> _PROBLEM TO WORK ON_
Search the records for the word "sidebar" and pick out every line that has it.

> _ENTRIES PROVIDED_
%%

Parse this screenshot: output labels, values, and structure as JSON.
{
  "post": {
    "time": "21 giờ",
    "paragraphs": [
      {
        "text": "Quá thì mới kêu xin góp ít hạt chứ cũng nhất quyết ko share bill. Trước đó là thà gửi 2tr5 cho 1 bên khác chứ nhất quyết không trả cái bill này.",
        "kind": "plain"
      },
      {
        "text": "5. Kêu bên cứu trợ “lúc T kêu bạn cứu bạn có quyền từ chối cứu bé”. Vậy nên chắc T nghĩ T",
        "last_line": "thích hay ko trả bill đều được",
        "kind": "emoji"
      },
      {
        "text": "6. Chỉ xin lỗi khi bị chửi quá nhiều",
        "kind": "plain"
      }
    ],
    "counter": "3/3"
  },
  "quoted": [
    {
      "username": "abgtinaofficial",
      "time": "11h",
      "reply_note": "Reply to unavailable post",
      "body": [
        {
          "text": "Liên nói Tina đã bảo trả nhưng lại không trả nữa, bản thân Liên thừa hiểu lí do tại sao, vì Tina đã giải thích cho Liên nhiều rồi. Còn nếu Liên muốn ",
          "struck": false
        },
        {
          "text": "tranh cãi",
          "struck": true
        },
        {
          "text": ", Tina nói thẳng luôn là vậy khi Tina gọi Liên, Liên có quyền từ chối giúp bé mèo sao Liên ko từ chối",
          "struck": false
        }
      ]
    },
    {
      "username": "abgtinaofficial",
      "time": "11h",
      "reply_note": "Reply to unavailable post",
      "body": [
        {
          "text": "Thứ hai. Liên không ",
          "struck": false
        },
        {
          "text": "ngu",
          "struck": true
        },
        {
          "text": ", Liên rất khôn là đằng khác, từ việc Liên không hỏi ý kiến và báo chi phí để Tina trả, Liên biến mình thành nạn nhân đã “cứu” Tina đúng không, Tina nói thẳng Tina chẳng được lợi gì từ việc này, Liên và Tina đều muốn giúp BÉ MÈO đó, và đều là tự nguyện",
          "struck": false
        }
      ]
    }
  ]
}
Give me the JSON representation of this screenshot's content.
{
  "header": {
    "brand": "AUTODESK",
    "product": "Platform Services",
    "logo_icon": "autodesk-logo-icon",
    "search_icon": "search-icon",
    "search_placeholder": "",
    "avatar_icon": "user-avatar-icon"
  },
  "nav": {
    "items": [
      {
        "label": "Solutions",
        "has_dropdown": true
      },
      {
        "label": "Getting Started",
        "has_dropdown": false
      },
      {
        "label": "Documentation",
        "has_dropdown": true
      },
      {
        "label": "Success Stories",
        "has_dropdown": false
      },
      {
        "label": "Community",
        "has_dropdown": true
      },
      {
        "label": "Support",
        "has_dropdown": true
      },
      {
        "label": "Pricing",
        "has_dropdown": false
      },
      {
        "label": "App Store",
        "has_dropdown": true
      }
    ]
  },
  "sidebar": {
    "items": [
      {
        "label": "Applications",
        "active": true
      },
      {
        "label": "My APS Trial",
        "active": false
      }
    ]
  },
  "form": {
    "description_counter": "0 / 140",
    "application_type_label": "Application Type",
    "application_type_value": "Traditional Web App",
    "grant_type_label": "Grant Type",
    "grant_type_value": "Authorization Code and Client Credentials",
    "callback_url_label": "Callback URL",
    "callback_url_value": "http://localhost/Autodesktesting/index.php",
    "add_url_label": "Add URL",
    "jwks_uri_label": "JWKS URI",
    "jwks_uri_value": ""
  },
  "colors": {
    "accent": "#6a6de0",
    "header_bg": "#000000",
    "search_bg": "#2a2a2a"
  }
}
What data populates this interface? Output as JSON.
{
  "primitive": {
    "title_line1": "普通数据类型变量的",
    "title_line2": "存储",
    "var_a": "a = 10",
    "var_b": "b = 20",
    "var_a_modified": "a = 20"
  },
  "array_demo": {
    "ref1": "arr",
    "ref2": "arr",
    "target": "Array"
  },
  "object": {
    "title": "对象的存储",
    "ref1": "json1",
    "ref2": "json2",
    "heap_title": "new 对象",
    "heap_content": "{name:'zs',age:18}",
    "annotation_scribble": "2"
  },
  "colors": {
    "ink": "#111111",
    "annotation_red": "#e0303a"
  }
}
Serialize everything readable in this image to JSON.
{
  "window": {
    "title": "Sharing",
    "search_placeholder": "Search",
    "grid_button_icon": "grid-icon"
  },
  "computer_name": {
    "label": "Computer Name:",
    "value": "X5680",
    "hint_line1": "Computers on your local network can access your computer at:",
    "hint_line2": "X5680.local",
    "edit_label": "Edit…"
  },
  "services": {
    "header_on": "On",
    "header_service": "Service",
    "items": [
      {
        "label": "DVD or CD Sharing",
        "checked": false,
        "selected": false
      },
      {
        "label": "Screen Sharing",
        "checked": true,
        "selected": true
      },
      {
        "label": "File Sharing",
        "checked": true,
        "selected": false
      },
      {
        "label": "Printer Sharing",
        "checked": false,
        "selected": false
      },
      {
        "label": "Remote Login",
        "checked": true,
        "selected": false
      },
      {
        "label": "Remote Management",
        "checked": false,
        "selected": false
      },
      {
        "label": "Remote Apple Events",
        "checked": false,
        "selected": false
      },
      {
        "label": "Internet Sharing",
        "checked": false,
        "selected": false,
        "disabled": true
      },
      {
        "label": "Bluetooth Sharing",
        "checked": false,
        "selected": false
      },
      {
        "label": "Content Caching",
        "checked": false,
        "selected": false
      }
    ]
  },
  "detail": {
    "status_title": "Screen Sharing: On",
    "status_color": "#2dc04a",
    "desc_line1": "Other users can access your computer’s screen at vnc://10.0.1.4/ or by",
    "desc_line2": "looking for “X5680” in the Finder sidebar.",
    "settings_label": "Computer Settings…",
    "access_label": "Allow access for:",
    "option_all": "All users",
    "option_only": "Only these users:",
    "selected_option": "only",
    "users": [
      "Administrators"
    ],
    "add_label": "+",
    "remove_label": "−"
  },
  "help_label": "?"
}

%%

> _FINISHED ANSWER_
  "sidebar": {
    "desc_line2": "looking for “X5680” in the Finder sidebar.",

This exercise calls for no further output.